Chris Harman

A people’s history of the world

Part three
The ‘Middle Ages’

Chapter 1. The centuries of chaos

Chapter 2. China: the rebirth of the empire

Chapter 3. Byzantium: the living fossil

Chapter 4. The Islamic revolutions

Chapter 5. The African civilisations

Chapter 6. European feudalism


AD 600 to 900
‘Dark Ages’ in Europe. Collapse of trade. Failure of attempts by Franks to re-establish Roman-type empire (Charlemagne in 800-814). Invasions by Norsemen (800-900).
Feudalism in India. Collapse of trade. Dominance of brahmans and caste system in villages.
Crisis of Byzantine Empire, loss of Egypt, Syria, Mesopotamia and Balkans. Technical and economic stagnation.
Mohammed takes Mecca (630). Islamic Arab armies conquer most of Middle East (mid-640s), reach Kabul (664), Spain (711). Abbasid revolution in 750 gives some political influence to merchants. Growth of trade and handicraft industry High point of Islamic culture, translation of Greek texts, advances in science, mathematics, great Islamic philosophers.
Centre of Chinese civilisation moves towards rice growing areas of Yangtze. Revival of industry and trade, flourishing of Buddhism, advances in technology.
Growth of civilisations in west and coastal east Africa.

10th and 11th centuries
Recovery of agriculture and trade in Europe. Use of more advanced techniques. Serfdom replaces slavery.
Muslim Abbasid Empire loses economic momentum and splits up. Rise of mystical and magical forms of Islam. Fatimid Dynasty in Egypt.
Byzantium conquers some of Balkans, but continued technical stagnation.
West African civilisations adopt Islam and Arabic script.
High point of Chinese civilisation under Sung Dynasty (960-1279). Invention of paper, printing, gunpowder, mechanical clocks, compass, growth of influence of merchants.

12th and 13th centuries
Crisis of Islamic Mesopotamia. Chinese Empire splits in two (Sung and Chin).
Mongol pastoralists ravage Eurasia from Poland to Korea. Sack Baghdad (1258). Conquer China (1279).

West European ‘Crusaders’ attack Islamic Empire from west. Capture Jerusalem (1099-1187), sack Byzantium (1204).
Conquest of north Indian heartland by Islamic peoples from central Asia. New growth of trade, use of money.
Growth of agricultural output, population, trade and handicraft industries in Europe. Spread of watermills, building of cathedrals, rediscovery through contact with Islamic Spain of Greek and Latin texts, first European universities. Use of techniques discovered in China. Rise of Italian city states. Dante (born 1265) writes in Italian.
Slave-soldiers (mamlukes) seize power in Egypt.
Rise of Mali kingdom in west Africa. Timbuktu a centre of Islamic scholarship.

14th century
Great crisis of European feudalism. Famine, black death, revolts in Flanders, France, England, Wales, northern Italy. Rival popes. Hundred Years War between England and France.
Hunger and plague in China. Red Turbans rebellion against Mongols in China, founding of (Chinese) Ming Dynasty. Revival of agriculture.
Ottoman Turks begin to conquer Asia Minor.
Building of Great Zimbabwe.
Aztec people found Tenochtitlan.

15th century
Renewed economic growth in China, fleet sails thousands of miles to east coast of Africa.
Aztec Empire in Mexico. Incas conquer whole Andean region after 1438.
Rise of Benin in west Africa.
Slow economic and population recovery in western Europe. Decline in serfdom. Spread of market relations. Printing. Renaissance in northern Italy. Improved shipbuilding and navigation techniques. Portuguese sail down west African coast, reach Cape. Spanish monarchs conquer Moorish Granada (1492). Columbus crosses Atlantic (1493).

→ Parts of the exercise
A - Please translate this sentence from the chronology into Spanish: "Ottoman Turks begin to conquer Asia Minor."
B - Answer these from the chronology:
(i) Which dynasty presided over the high point of Chinese civilization from 960 to 1279?
(ii) In what year did the Mongols sack Baghdad?
(iii) After which year did the Incas conquer the whole Andean region?

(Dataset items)
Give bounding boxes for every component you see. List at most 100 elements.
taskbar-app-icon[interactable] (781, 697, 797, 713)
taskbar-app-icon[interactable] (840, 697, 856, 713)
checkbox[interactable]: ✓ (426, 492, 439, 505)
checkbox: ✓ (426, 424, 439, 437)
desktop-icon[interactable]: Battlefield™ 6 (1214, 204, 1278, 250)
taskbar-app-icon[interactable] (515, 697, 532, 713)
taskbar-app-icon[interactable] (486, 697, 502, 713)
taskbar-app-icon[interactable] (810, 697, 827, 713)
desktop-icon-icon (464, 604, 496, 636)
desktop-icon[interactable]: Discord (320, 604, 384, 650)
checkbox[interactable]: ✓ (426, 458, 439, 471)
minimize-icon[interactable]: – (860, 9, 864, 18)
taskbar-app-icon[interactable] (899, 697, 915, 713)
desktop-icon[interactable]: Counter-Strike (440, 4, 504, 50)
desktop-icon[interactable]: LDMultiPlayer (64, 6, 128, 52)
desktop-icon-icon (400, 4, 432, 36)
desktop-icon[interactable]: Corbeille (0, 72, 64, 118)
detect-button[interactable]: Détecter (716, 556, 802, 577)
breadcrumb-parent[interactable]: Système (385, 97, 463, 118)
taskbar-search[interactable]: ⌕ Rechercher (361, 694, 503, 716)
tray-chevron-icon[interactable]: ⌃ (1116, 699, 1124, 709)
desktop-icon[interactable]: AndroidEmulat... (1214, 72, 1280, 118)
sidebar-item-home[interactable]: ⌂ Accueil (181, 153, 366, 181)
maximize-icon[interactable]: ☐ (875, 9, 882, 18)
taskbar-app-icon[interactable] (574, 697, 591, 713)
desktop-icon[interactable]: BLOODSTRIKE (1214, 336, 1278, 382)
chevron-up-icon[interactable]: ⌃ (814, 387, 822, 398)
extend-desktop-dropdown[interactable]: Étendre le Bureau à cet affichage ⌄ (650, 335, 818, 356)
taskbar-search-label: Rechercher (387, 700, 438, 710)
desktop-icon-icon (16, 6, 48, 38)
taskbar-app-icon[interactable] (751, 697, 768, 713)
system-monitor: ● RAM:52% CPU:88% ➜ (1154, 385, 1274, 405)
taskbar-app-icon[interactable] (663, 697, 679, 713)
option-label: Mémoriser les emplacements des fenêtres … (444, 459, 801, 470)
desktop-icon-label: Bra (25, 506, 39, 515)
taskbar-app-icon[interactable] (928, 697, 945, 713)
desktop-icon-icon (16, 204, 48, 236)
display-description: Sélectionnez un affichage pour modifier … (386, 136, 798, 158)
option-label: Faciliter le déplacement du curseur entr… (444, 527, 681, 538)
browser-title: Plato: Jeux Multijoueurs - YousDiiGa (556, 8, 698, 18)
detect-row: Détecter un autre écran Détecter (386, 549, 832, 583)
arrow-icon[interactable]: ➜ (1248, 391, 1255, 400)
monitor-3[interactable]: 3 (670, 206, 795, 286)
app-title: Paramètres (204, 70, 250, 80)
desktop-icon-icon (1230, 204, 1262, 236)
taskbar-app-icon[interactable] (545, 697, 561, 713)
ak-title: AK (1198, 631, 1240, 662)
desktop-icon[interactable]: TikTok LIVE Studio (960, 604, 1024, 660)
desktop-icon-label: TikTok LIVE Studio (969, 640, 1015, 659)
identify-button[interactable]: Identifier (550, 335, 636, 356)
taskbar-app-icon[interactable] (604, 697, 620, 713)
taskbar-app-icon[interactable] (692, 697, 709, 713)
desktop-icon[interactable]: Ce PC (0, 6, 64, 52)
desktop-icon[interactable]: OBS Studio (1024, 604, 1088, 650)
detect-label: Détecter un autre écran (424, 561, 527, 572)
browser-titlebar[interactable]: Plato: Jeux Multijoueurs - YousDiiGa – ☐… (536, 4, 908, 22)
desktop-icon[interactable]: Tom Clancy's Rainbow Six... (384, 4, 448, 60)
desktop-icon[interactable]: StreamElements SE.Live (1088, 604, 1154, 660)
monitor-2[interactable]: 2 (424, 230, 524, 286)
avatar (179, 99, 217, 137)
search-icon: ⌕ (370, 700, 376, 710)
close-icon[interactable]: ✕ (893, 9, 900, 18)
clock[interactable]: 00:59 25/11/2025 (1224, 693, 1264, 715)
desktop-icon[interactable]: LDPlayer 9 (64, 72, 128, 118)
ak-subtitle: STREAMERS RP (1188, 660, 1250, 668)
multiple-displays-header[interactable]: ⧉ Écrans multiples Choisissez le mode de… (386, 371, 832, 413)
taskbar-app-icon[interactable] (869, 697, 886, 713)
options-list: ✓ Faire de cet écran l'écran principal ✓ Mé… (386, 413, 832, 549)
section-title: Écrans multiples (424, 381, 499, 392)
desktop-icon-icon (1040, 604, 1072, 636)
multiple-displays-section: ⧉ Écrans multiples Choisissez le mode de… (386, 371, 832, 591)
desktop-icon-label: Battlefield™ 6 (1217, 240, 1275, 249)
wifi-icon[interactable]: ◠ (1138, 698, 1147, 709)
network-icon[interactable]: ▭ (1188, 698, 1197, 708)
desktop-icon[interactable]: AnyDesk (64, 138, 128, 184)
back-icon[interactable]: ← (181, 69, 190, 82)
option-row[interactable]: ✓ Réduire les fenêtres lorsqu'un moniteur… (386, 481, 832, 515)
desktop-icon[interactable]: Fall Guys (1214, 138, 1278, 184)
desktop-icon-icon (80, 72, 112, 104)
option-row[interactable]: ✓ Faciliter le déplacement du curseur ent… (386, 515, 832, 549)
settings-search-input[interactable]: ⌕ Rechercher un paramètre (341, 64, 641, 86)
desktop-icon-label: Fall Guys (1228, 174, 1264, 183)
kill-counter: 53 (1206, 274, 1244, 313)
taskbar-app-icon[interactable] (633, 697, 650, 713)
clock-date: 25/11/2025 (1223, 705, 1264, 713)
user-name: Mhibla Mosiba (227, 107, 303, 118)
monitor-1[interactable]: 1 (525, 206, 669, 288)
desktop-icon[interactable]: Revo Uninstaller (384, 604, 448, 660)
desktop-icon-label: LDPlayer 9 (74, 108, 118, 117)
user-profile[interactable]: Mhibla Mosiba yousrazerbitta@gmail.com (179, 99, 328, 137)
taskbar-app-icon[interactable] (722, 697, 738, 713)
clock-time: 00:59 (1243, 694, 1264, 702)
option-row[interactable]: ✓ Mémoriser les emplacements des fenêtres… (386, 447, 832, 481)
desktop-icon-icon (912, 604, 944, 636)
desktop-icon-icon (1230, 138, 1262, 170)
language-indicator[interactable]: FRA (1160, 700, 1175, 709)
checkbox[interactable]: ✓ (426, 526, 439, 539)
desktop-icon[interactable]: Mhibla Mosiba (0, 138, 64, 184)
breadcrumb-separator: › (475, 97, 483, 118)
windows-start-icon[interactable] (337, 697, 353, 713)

→ Per-task outputs
A - Los turcos otomanos comienzan a conquistar Asia Menor.

B -
(i) The Sung Dynasty
(ii) 1258
(iii) 1438